THE INPUT =>

● ● ● ● ●

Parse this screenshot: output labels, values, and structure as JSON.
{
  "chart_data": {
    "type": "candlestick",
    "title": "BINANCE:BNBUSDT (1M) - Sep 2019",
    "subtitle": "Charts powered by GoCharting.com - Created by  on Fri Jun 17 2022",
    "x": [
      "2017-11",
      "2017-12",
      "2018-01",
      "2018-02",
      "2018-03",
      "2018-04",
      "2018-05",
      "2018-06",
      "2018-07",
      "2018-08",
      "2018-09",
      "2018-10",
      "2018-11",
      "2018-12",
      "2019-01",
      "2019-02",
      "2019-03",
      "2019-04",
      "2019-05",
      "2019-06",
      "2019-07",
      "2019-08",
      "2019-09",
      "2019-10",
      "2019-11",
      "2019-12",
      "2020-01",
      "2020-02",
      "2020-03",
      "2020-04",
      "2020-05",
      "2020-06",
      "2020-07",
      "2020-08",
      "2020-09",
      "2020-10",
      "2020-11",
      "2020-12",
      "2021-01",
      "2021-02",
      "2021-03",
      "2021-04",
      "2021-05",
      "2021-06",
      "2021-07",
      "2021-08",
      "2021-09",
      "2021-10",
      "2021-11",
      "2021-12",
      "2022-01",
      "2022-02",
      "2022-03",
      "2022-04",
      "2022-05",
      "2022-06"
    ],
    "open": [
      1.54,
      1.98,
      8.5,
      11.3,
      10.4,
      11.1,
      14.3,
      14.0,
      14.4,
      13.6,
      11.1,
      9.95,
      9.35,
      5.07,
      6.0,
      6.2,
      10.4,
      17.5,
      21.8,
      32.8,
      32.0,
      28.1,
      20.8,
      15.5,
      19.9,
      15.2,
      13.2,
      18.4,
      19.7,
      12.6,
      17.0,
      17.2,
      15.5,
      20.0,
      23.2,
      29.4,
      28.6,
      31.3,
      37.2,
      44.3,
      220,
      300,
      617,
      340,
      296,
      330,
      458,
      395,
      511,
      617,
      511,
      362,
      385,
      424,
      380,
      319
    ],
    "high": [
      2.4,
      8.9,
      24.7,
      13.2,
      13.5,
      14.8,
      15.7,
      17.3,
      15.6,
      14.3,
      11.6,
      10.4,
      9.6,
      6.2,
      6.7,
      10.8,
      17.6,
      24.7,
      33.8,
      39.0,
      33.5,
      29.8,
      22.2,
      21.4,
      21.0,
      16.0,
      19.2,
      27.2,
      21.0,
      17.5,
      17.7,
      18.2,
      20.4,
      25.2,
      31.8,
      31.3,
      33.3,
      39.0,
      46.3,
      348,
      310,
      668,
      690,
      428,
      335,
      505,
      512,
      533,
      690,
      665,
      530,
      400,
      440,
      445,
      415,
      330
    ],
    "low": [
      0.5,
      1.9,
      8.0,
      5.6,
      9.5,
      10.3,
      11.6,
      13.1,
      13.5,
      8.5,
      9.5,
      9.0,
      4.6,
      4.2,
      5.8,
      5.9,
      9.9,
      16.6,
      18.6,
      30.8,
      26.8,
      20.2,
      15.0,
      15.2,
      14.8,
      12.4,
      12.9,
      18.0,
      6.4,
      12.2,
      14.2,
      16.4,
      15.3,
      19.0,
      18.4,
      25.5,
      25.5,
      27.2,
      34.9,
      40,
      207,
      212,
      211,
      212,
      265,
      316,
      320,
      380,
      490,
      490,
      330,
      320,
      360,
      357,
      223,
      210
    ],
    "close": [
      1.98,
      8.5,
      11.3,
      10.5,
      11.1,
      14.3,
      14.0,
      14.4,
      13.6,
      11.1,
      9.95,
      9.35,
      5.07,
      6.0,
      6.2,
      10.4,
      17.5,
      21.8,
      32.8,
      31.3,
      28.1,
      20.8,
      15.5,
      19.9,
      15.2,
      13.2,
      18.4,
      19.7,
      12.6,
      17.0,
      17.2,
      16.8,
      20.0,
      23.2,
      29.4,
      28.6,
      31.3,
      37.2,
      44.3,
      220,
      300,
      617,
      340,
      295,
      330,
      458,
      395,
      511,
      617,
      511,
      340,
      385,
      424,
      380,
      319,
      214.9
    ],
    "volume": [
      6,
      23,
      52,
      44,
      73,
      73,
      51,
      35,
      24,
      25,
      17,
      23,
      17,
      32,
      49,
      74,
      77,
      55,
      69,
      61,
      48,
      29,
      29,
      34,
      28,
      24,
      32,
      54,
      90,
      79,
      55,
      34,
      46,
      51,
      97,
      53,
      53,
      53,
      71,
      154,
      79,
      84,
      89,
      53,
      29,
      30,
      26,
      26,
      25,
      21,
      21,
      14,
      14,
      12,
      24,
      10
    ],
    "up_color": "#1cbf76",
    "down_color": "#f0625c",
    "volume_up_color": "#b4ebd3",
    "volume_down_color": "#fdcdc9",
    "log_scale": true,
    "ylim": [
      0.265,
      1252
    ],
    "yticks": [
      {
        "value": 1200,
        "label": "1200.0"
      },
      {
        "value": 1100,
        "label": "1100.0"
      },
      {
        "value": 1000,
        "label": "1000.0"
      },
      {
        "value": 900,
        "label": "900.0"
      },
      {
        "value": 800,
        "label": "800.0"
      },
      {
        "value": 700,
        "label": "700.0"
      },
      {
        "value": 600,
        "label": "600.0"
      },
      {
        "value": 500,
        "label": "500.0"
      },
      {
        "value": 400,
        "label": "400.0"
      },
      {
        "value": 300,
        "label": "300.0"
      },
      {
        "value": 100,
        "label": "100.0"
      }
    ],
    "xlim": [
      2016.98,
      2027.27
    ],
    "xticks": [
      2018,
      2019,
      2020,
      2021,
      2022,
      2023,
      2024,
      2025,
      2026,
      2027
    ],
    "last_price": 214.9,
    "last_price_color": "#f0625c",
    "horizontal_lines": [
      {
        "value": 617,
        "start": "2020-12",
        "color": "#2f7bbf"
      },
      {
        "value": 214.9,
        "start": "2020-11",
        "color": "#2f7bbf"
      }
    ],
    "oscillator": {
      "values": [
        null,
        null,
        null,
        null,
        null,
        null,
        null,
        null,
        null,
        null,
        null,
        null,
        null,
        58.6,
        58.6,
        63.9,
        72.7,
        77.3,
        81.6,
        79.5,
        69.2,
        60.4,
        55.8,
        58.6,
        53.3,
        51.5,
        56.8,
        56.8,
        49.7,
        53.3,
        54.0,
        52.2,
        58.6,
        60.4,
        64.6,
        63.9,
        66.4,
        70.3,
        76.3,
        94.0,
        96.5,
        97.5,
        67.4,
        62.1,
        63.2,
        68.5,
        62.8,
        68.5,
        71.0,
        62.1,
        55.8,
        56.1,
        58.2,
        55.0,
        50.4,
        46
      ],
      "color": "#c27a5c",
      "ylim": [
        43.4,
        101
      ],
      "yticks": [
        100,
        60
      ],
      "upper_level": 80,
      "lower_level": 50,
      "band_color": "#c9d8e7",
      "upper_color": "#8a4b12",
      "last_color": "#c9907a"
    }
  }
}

● ● ● ● ●

PROBLEM STATEMENT =>
Pick out every line holding the string "values" and return it.

ANSWER TO THIS PROBLEM =>
Parse this screenshot: output labels, values, and structure as JSON.
      "values": [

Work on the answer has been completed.